MATERIALS PROVIDED.
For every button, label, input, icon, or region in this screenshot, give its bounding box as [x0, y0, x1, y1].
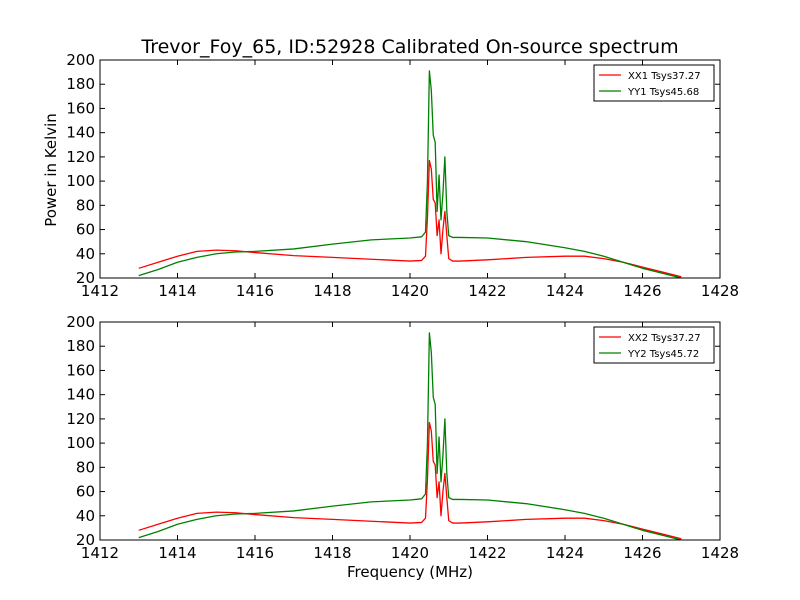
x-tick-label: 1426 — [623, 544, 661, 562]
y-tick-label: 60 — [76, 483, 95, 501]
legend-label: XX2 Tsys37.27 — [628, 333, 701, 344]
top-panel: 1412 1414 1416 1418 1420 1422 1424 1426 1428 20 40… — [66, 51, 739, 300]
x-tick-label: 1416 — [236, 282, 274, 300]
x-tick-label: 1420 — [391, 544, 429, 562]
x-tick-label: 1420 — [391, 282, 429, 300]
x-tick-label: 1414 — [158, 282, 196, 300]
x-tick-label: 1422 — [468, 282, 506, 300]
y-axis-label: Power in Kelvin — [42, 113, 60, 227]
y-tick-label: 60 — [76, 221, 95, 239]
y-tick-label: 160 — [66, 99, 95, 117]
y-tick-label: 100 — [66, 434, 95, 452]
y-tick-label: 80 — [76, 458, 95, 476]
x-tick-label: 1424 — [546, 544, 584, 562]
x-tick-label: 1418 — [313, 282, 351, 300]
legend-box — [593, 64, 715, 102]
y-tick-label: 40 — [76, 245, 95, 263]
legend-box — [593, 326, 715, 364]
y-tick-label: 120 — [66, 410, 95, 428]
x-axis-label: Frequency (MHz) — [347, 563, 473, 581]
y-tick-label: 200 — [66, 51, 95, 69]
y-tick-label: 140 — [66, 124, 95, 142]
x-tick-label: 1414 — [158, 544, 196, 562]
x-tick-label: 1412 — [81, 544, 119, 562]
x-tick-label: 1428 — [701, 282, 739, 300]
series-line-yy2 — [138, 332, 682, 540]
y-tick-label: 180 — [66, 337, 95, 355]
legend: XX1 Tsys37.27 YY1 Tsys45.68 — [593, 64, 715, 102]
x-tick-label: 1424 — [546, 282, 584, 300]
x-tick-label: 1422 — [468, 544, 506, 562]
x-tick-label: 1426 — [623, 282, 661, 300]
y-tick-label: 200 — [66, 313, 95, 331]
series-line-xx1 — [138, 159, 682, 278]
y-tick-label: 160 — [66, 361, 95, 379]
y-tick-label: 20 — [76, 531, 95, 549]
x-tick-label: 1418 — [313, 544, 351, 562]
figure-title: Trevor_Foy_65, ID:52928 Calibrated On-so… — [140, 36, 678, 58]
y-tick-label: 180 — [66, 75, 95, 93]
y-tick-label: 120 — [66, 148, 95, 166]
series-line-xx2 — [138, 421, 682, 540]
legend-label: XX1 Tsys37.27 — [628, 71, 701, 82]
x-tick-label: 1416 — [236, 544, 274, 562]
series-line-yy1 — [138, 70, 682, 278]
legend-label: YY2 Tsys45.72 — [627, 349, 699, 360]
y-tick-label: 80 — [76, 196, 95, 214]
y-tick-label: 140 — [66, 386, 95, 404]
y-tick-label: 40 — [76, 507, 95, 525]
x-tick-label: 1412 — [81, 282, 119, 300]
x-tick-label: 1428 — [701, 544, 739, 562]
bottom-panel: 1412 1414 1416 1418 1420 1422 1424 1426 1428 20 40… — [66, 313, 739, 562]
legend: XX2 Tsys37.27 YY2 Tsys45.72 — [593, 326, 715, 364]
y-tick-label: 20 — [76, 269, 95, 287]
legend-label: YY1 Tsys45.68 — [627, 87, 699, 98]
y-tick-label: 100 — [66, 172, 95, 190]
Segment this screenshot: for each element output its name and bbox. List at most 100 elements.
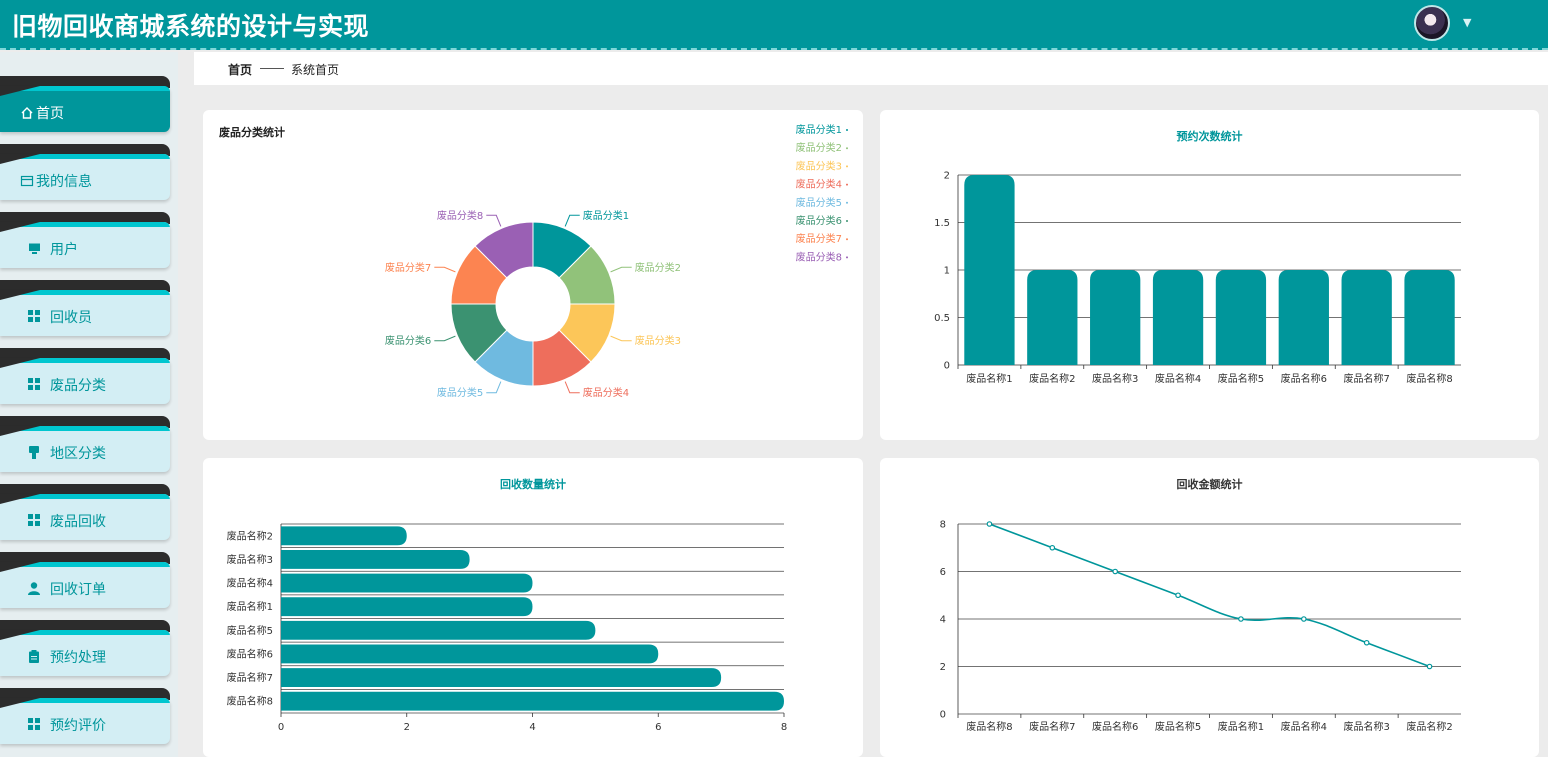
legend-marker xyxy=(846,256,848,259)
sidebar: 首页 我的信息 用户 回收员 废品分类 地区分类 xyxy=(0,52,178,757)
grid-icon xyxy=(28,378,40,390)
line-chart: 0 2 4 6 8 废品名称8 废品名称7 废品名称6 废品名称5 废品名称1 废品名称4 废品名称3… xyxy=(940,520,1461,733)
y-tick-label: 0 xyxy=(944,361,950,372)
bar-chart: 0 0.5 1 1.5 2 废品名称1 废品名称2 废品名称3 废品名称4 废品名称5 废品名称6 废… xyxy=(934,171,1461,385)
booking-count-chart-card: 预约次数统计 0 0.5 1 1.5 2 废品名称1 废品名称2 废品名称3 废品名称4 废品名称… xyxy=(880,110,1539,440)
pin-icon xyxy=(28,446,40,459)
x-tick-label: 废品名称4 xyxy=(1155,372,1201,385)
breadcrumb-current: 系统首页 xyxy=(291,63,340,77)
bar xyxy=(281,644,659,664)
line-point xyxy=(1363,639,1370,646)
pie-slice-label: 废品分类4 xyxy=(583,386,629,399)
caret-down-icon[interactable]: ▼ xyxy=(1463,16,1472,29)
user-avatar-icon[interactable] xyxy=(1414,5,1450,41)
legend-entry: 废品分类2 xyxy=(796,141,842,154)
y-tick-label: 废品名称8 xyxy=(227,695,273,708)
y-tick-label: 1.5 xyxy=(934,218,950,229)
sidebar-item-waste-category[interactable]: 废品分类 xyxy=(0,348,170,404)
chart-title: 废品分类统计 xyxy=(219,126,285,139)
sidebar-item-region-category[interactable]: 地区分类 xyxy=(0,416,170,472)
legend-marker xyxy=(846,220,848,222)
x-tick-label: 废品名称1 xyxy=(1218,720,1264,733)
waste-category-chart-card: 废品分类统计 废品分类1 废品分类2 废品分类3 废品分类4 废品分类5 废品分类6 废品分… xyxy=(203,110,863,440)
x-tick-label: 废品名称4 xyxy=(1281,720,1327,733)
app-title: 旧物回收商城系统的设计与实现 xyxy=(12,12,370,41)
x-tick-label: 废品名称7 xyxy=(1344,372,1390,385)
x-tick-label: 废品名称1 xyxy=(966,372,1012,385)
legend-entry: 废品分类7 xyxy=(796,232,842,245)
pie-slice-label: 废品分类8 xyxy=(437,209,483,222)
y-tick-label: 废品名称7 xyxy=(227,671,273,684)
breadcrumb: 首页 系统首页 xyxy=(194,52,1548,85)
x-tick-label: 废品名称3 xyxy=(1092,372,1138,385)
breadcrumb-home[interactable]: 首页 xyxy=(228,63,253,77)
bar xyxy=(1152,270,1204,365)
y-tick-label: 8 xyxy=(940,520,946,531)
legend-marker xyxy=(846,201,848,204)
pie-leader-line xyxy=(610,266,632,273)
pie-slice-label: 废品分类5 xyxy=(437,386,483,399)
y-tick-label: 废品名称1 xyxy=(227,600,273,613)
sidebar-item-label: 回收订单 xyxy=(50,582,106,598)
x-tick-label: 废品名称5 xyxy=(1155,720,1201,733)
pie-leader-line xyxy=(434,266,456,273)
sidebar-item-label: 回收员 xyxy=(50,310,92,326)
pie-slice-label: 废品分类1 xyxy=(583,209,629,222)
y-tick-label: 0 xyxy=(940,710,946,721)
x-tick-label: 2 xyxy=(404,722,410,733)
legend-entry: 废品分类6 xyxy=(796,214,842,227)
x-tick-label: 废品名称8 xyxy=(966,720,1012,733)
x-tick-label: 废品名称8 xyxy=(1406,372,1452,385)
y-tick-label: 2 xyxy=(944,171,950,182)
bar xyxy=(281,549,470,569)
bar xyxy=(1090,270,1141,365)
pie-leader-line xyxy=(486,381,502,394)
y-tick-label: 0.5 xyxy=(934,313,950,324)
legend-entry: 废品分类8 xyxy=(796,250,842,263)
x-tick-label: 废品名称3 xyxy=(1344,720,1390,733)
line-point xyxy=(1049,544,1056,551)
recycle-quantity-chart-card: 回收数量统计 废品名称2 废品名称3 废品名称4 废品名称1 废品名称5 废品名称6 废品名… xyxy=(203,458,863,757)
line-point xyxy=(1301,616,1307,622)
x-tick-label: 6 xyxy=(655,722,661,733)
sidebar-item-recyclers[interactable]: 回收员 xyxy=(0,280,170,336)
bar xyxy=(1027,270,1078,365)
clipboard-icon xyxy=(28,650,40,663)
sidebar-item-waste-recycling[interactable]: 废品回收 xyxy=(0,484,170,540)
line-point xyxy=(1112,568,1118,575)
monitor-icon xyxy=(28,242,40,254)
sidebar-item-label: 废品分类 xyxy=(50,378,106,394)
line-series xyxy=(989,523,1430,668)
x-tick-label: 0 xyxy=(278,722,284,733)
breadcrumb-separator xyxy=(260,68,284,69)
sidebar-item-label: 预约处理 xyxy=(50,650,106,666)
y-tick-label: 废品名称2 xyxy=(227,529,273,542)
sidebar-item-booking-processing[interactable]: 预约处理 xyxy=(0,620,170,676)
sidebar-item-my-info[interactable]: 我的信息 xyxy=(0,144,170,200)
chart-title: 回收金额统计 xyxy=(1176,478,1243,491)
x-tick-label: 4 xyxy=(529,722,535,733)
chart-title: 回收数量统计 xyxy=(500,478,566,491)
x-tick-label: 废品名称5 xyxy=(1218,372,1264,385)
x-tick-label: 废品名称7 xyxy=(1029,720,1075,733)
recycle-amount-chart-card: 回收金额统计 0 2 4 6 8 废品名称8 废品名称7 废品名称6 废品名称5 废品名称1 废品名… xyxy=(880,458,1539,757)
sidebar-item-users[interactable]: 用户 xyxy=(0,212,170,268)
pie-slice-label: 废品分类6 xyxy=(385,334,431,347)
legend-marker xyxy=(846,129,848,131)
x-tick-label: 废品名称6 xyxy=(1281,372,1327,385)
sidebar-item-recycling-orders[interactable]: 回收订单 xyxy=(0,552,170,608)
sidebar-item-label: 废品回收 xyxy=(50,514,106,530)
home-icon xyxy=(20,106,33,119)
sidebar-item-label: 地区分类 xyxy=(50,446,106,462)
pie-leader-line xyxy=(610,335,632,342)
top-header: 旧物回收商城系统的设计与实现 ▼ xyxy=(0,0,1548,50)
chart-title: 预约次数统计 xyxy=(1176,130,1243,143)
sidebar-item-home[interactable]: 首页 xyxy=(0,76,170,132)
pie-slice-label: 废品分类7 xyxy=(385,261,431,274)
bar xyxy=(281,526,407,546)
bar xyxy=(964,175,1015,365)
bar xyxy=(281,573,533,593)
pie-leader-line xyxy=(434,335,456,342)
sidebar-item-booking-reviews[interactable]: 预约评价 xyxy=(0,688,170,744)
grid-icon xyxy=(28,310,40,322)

--

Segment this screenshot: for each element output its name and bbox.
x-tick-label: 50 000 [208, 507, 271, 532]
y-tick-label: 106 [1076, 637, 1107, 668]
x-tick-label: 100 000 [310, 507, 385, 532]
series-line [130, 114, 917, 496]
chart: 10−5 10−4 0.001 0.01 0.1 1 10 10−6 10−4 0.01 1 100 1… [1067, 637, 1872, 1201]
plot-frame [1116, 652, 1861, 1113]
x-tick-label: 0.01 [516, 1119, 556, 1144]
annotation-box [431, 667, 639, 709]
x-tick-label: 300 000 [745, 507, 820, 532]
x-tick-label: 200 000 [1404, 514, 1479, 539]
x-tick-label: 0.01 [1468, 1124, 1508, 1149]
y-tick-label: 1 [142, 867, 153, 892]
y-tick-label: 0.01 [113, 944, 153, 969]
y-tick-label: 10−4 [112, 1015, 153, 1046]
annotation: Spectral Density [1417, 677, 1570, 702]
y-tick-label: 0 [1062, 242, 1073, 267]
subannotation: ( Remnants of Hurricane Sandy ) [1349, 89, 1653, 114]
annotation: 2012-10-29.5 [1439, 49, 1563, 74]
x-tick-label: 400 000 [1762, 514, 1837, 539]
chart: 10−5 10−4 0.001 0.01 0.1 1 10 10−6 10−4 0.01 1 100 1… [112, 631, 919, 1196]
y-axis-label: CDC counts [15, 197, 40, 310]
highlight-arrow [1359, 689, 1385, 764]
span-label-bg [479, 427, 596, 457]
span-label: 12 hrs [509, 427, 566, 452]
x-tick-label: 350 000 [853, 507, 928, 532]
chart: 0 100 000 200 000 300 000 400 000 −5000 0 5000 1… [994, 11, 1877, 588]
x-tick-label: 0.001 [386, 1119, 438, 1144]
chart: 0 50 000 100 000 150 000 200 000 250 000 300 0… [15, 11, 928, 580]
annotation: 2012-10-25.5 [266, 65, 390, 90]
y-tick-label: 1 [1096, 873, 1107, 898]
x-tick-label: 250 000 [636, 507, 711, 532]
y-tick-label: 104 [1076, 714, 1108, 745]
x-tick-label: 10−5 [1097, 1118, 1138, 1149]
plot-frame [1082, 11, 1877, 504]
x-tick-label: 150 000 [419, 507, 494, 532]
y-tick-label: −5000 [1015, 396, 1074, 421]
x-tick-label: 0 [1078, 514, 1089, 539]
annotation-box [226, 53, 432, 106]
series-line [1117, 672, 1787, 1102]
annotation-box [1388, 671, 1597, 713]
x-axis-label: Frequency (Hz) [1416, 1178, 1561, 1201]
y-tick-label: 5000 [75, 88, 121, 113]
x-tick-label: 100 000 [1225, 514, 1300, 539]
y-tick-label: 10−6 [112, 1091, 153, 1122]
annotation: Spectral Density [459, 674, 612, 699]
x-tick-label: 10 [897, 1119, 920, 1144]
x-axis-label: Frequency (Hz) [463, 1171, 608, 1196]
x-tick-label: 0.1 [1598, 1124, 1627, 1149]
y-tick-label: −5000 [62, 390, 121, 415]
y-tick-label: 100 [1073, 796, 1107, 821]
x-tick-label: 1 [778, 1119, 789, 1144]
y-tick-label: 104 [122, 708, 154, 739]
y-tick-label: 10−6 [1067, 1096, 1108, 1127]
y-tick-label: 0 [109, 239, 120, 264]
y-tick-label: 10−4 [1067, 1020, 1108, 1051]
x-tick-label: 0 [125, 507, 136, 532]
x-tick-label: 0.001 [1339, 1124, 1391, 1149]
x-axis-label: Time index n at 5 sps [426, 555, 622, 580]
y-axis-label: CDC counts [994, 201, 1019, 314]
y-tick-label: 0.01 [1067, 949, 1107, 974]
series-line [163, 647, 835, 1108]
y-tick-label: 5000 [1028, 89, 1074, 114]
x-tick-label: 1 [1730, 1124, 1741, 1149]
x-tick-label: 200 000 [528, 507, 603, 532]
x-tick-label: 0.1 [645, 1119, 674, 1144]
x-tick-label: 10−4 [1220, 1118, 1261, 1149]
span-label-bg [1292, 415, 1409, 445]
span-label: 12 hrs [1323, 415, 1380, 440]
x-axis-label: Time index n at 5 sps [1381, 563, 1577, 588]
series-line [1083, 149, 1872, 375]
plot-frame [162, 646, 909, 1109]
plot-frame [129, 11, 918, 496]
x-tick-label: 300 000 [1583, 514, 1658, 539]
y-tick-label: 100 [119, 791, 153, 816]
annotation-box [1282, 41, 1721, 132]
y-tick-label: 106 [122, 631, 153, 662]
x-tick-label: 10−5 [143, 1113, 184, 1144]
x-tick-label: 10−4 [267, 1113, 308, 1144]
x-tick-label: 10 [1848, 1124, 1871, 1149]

TASK DETAILS. Copy everything from the line containing "legend-marker xyxy=(846,256,848,259)" down to the line containing "breadcrumb-current: 系统首页 xyxy=(291,63,340,77)", swapping "pin-icon" for "marker-icon" and leaving the rest unchanged.

ANSWER TO THIS PROBLEM.
legend-marker xyxy=(846,256,848,259)
sidebar: 首页 我的信息 用户 回收员 废品分类 地区分类 xyxy=(0,52,178,757)
grid-icon xyxy=(28,378,40,390)
line-chart: 0 2 4 6 8 废品名称8 废品名称7 废品名称6 废品名称5 废品名称1 废品名称4 废品名称3… xyxy=(940,520,1461,733)
y-tick-label: 0 xyxy=(944,361,950,372)
bar-chart: 0 0.5 1 1.5 2 废品名称1 废品名称2 废品名称3 废品名称4 废品名称5 废品名称6 废… xyxy=(934,171,1461,385)
booking-count-chart-card: 预约次数统计 0 0.5 1 1.5 2 废品名称1 废品名称2 废品名称3 废品名称4 废品名称… xyxy=(880,110,1539,440)
marker-icon xyxy=(28,446,40,459)
x-tick-label: 废品名称4 xyxy=(1155,372,1201,385)
breadcrumb-current: 系统首页 xyxy=(291,63,340,77)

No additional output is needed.